-- start STORED ROWS --
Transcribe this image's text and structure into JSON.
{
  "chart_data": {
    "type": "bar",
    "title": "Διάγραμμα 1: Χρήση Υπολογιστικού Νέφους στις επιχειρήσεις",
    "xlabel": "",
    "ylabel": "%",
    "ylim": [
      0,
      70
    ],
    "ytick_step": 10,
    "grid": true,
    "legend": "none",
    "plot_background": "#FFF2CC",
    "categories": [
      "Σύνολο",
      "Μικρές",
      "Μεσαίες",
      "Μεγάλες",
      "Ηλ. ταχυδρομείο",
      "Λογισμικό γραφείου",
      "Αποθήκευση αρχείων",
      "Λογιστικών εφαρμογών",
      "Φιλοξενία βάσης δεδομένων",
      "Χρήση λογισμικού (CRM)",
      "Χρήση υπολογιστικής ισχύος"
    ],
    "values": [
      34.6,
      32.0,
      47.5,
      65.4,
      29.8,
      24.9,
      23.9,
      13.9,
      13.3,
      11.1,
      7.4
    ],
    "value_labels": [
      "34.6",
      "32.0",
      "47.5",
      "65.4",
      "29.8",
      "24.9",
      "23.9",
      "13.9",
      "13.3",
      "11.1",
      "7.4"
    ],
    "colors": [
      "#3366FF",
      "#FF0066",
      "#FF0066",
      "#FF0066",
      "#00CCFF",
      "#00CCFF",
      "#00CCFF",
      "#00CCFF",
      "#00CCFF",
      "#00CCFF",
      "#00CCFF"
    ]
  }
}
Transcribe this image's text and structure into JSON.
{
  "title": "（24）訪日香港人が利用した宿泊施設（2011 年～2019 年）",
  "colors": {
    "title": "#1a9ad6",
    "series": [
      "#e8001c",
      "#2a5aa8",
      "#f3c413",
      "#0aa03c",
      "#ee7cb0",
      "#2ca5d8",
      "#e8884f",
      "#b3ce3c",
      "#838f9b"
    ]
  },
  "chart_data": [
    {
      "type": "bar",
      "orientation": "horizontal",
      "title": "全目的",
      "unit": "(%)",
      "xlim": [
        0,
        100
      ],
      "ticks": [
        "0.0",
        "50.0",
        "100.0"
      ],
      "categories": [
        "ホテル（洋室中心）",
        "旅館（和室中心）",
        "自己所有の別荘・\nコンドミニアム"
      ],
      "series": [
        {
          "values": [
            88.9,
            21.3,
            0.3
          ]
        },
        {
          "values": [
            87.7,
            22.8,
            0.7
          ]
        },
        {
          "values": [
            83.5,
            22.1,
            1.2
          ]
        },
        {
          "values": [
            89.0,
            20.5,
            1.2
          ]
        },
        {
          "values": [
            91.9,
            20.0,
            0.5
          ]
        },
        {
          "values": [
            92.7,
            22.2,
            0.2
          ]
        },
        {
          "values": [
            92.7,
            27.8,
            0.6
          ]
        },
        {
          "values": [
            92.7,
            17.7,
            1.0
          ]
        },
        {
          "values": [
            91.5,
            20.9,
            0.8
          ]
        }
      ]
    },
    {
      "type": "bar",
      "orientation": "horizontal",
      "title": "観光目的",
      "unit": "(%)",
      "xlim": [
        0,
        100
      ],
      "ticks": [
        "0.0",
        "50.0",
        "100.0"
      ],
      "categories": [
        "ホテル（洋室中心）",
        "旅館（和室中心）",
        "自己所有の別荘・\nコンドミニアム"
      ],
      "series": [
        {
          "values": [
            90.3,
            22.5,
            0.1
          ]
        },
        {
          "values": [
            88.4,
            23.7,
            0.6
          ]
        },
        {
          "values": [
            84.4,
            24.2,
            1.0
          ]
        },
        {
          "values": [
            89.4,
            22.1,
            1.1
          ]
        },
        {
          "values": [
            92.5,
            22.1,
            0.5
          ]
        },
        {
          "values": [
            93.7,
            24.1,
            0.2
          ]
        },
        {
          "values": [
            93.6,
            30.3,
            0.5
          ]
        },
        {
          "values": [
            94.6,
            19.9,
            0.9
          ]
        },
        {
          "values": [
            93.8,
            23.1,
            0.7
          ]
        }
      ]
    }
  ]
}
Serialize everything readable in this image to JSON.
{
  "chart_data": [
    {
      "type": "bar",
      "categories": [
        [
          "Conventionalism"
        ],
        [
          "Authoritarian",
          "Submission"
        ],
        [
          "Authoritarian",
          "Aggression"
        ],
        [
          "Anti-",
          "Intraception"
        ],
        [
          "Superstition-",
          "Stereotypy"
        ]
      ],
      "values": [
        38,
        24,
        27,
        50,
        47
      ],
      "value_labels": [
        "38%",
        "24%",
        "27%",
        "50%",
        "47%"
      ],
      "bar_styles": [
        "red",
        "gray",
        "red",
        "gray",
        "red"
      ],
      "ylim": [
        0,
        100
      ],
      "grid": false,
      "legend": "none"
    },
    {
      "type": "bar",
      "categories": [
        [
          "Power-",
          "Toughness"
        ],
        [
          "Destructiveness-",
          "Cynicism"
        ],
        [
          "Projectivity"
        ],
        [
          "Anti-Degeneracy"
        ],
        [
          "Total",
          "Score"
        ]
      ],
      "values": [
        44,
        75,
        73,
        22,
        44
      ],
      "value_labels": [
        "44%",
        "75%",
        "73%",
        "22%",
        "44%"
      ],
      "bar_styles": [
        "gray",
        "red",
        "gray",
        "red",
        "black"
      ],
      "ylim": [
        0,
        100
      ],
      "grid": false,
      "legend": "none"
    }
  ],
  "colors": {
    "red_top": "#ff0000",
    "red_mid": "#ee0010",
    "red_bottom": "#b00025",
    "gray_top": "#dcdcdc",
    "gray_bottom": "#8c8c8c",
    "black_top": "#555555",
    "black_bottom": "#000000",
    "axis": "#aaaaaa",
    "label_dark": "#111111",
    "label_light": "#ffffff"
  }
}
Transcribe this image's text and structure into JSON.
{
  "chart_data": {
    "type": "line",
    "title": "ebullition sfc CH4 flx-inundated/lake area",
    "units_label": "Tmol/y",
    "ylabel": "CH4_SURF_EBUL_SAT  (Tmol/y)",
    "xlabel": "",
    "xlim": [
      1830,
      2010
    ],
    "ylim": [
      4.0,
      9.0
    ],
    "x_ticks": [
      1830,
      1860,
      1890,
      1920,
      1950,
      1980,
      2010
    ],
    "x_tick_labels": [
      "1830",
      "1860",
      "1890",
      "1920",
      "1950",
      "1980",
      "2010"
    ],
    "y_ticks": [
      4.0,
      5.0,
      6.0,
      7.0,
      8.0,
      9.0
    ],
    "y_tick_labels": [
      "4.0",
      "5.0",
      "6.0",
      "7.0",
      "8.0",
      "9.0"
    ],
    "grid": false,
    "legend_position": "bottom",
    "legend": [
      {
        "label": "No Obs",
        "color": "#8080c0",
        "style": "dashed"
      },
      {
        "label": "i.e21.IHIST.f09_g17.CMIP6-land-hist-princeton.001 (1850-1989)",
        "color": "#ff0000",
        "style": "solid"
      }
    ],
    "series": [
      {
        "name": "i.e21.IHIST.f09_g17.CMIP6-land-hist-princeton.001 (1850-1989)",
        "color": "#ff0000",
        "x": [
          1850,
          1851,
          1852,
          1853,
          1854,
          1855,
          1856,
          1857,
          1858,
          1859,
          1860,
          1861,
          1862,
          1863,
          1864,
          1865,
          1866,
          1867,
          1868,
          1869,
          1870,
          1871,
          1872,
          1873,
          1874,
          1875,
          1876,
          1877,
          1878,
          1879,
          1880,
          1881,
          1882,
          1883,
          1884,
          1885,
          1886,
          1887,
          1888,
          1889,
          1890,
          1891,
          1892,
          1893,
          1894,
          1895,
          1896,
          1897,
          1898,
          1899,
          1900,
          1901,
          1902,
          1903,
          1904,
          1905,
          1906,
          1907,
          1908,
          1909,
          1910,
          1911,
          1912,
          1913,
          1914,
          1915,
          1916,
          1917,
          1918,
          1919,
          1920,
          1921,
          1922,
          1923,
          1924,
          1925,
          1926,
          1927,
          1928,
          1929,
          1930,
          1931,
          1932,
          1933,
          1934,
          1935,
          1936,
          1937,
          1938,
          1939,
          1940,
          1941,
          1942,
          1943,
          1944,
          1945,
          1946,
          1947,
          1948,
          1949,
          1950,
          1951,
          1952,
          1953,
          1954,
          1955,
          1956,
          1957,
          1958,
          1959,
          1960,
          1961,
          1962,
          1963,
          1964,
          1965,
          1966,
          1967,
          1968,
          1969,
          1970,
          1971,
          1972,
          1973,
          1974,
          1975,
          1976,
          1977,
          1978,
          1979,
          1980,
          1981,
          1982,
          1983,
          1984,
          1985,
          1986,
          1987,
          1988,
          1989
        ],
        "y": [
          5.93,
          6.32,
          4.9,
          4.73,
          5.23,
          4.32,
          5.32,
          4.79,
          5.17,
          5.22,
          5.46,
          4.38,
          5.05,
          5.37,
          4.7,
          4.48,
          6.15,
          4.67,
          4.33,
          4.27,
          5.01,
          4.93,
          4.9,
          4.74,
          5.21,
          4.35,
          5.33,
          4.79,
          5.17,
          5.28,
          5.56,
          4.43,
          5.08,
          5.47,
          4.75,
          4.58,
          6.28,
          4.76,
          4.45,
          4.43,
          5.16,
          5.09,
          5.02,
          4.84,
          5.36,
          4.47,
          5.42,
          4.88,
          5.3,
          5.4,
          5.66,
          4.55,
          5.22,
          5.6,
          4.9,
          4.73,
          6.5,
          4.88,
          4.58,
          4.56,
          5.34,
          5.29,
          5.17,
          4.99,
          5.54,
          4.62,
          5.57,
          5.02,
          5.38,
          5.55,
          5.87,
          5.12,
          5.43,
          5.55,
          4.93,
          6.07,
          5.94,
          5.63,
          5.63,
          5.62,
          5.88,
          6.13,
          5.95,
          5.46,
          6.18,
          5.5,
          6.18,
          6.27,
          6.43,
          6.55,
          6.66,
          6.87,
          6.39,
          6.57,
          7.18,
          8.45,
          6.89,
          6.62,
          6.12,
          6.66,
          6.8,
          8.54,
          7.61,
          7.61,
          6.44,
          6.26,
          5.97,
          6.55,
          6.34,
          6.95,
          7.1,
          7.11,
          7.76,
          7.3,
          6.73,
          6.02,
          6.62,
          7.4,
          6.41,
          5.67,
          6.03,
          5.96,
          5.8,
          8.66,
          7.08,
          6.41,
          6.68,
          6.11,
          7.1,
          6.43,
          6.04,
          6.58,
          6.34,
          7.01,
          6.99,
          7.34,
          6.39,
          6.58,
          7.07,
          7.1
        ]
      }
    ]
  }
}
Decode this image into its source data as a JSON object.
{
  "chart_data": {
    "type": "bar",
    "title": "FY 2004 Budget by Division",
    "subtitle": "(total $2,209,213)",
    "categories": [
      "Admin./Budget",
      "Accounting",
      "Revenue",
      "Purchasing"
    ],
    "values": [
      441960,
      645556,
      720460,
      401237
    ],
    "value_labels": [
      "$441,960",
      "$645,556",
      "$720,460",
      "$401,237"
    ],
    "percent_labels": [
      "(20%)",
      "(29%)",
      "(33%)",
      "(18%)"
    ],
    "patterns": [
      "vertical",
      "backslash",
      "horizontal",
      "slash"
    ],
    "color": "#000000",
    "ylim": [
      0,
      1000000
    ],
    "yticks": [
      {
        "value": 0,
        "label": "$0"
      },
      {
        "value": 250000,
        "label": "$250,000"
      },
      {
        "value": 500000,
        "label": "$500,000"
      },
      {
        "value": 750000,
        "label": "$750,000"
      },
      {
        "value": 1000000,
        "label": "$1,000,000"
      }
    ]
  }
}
-- end STORED ROWS --
• _DIRECTIONS FOR THIS TASK_:
Gather each line in the entries above where the string "grid" is found.

• _OUTPUT OF THE TASK_:
    "grid": true,
      "grid": false,
      "grid": false,
    "grid": false,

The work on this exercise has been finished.